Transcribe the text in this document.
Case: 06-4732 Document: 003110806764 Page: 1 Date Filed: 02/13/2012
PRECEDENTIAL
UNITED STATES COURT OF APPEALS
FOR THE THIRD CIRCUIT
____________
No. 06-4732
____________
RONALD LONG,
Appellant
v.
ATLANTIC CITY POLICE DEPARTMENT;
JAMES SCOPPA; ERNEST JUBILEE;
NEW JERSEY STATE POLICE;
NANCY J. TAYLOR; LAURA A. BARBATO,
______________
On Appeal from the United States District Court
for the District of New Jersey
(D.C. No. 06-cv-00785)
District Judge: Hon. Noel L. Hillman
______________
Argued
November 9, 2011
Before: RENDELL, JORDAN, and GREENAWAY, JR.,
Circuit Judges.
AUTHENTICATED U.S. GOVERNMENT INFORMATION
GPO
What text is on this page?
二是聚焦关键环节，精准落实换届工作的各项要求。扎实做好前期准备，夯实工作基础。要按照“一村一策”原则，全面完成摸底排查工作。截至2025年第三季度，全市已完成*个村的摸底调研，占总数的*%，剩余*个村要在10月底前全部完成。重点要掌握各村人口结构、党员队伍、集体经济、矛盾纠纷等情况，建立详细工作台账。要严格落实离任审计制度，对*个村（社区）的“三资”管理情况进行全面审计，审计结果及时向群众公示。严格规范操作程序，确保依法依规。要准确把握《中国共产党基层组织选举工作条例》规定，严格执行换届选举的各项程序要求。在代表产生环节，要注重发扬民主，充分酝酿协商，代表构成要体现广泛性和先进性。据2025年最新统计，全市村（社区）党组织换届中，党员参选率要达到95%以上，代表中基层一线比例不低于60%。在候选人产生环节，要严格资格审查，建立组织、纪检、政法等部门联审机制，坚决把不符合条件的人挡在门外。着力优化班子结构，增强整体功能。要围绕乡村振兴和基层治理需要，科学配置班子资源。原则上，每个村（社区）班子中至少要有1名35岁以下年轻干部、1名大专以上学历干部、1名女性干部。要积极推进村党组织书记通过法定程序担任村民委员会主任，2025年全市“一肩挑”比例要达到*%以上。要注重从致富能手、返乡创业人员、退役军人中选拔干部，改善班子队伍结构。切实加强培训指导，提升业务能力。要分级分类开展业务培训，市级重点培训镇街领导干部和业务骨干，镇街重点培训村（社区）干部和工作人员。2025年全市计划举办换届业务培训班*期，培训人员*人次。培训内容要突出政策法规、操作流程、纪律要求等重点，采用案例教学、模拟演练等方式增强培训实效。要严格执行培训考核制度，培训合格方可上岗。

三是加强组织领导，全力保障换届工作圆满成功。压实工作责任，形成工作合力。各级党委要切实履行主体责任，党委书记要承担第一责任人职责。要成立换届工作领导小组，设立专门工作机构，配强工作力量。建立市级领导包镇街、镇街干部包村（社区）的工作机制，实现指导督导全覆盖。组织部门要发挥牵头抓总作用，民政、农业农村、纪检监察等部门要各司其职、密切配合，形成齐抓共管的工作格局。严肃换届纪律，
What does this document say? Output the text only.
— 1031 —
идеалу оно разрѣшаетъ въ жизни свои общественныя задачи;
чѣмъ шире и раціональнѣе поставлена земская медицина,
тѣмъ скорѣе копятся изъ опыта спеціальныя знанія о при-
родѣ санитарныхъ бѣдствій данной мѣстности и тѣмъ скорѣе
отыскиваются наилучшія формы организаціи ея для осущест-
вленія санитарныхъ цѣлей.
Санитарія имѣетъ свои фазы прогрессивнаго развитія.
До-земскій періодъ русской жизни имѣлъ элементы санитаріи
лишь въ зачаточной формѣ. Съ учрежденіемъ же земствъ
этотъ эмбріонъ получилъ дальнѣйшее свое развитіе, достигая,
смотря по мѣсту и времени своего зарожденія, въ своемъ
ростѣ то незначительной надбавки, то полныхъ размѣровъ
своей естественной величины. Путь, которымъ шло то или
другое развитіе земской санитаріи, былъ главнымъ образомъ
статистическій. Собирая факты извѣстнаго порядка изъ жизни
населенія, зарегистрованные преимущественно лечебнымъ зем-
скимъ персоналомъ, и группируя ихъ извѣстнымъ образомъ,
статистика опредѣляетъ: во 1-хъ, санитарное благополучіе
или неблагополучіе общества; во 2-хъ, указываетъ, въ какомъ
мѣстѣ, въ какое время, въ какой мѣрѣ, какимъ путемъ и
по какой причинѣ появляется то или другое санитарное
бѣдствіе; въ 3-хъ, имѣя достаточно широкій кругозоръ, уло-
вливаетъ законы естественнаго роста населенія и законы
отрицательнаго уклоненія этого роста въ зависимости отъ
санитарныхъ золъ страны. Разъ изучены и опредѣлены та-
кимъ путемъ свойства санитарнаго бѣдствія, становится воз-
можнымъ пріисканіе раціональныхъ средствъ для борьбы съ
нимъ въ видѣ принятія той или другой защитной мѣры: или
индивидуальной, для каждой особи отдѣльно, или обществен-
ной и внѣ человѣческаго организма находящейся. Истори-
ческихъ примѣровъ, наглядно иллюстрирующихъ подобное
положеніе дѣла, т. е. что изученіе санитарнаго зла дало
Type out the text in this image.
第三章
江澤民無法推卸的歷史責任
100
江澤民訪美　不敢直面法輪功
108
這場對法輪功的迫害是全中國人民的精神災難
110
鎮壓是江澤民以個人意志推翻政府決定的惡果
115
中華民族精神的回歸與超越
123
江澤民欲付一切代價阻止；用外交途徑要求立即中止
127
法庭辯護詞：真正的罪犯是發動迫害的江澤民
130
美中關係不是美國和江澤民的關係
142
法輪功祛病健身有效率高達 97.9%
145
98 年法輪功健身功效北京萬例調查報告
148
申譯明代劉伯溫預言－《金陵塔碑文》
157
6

····················

Repeat the records exactly, including every line.

Reply to the exercise:
Transcribe the text in this document.
Case: 06-4732 Document: 003110806764 Page: 1 Date Filed: 02/13/2012
PRECEDENTIAL
UNITED STATES COURT OF APPEALS
FOR THE THIRD CIRCUIT
____________
No. 06-4732
____________
RONALD LONG,
Appellant
v.
ATLANTIC CITY POLICE DEPARTMENT;
JAMES SCOPPA; ERNEST JUBILEE;
NEW JERSEY STATE POLICE;
NANCY J. TAYLOR; LAURA A. BARBATO,
______________
On Appeal from the United States District Court
for the District of New Jersey
(D.C. No. 06-cv-00785)
District Judge: Hon. Noel L. Hillman
______________
Argued
November 9, 2011
Before: RENDELL, JORDAN, and GREENAWAY, JR.,
Circuit Judges.
AUTHENTICATED U.S. GOVERNMENT INFORMATION
GPO
What text is on this page?
二是聚焦关键环节，精准落实换届工作的各项要求。扎实做好前期准备，夯实工作基础。要按照“一村一策”原则，全面完成摸底排查工作。截至2025年第三季度，全市已完成*个村的摸底调研，占总数的*%，剩余*个村要在10月底前全部完成。重点要掌握各村人口结构、党员队伍、集体经济、矛盾纠纷等情况，建立详细工作台账。要严格落实离任审计制度，对*个村（社区）的“三资”管理情况进行全面审计，审计结果及时向群众公示。严格规范操作程序，确保依法依规。要准确把握《中国共产党基层组织选举工作条例》规定，严格执行换届选举的各项程序要求。在代表产生环节，要注重发扬民主，充分酝酿协商，代表构成要体现广泛性和先进性。据2025年最新统计，全市村（社区）党组织换届中，党员参选率要达到95%以上，代表中基层一线比例不低于60%。在候选人产生环节，要严格资格审查，建立组织、纪检、政法等部门联审机制，坚决把不符合条件的人挡在门外。着力优化班子结构，增强整体功能。要围绕乡村振兴和基层治理需要，科学配置班子资源。原则上，每个村（社区）班子中至少要有1名35岁以下年轻干部、1名大专以上学历干部、1名女性干部。要积极推进村党组织书记通过法定程序担任村民委员会主任，2025年全市“一肩挑”比例要达到*%以上。要注重从致富能手、返乡创业人员、退役军人中选拔干部，改善班子队伍结构。切实加强培训指导，提升业务能力。要分级分类开展业务培训，市级重点培训镇街领导干部和业务骨干，镇街重点培训村（社区）干部和工作人员。2025年全市计划举办换届业务培训班*期，培训人员*人次。培训内容要突出政策法规、操作流程、纪律要求等重点，采用案例教学、模拟演练等方式增强培训实效。要严格执行培训考核制度，培训合格方可上岗。

三是加强组织领导，全力保障换届工作圆满成功。压实工作责任，形成工作合力。各级党委要切实履行主体责任，党委书记要承担第一责任人职责。要成立换届工作领导小组，设立专门工作机构，配强工作力量。建立市级领导包镇街、镇街干部包村（社区）的工作机制，实现指导督导全覆盖。组织部门要发挥牵头抓总作用，民政、农业农村、纪检监察等部门要各司其职、密切配合，形成齐抓共管的工作格局。严肃换届纪律，
What does this document say? Output the text only.
— 1031 —
идеалу оно разрѣшаетъ въ жизни свои общественныя задачи;
чѣмъ шире и раціональнѣе поставлена земская медицина,
тѣмъ скорѣе копятся изъ опыта спеціальныя знанія о при-
родѣ санитарныхъ бѣдствій данной мѣстности и тѣмъ скорѣе
отыскиваются наилучшія формы организаціи ея для осущест-
вленія санитарныхъ цѣлей.
Санитарія имѣетъ свои фазы прогрессивнаго развитія.
До-земскій періодъ русской жизни имѣлъ элементы санитаріи
лишь въ зачаточной формѣ. Съ учрежденіемъ же земствъ
этотъ эмбріонъ получилъ дальнѣйшее свое развитіе, достигая,
смотря по мѣсту и времени своего зарожденія, въ своемъ
ростѣ то незначительной надбавки, то полныхъ размѣровъ
своей естественной величины. Путь, которымъ шло то или
другое развитіе земской санитаріи, былъ главнымъ образомъ
статистическій. Собирая факты извѣстнаго порядка изъ жизни
населенія, зарегистрованные преимущественно лечебнымъ зем-
скимъ персоналомъ, и группируя ихъ извѣстнымъ образомъ,
статистика опредѣляетъ: во 1-хъ, санитарное благополучіе
или неблагополучіе общества; во 2-хъ, указываетъ, въ какомъ
мѣстѣ, въ какое время, въ какой мѣрѣ, какимъ путемъ и
по какой причинѣ появляется то или другое санитарное
бѣдствіе; въ 3-хъ, имѣя достаточно широкій кругозоръ, уло-
вливаетъ законы естественнаго роста населенія и законы
отрицательнаго уклоненія этого роста въ зависимости отъ
санитарныхъ золъ страны. Разъ изучены и опредѣлены та-
кимъ путемъ свойства санитарнаго бѣдствія, становится воз-
можнымъ пріисканіе раціональныхъ средствъ для борьбы съ
нимъ въ видѣ принятія той или другой защитной мѣры: или
индивидуальной, для каждой особи отдѣльно, или обществен-
ной и внѣ человѣческаго организма находящейся. Истори-
ческихъ примѣровъ, наглядно иллюстрирующихъ подобное
положеніе дѣла, т. е. что изученіе санитарнаго зла дало
Type out the text in this image.
第三章
江澤民無法推卸的歷史責任
100
江澤民訪美　不敢直面法輪功
108
這場對法輪功的迫害是全中國人民的精神災難
110
鎮壓是江澤民以個人意志推翻政府決定的惡果
115
中華民族精神的回歸與超越
123
江澤民欲付一切代價阻止；用外交途徑要求立即中止
127
法庭辯護詞：真正的罪犯是發動迫害的江澤民
130
美中關係不是美國和江澤民的關係
142
法輪功祛病健身有效率高達 97.9%
145
98 年法輪功健身功效北京萬例調查報告
148
申譯明代劉伯溫預言－《金陵塔碑文》
157
6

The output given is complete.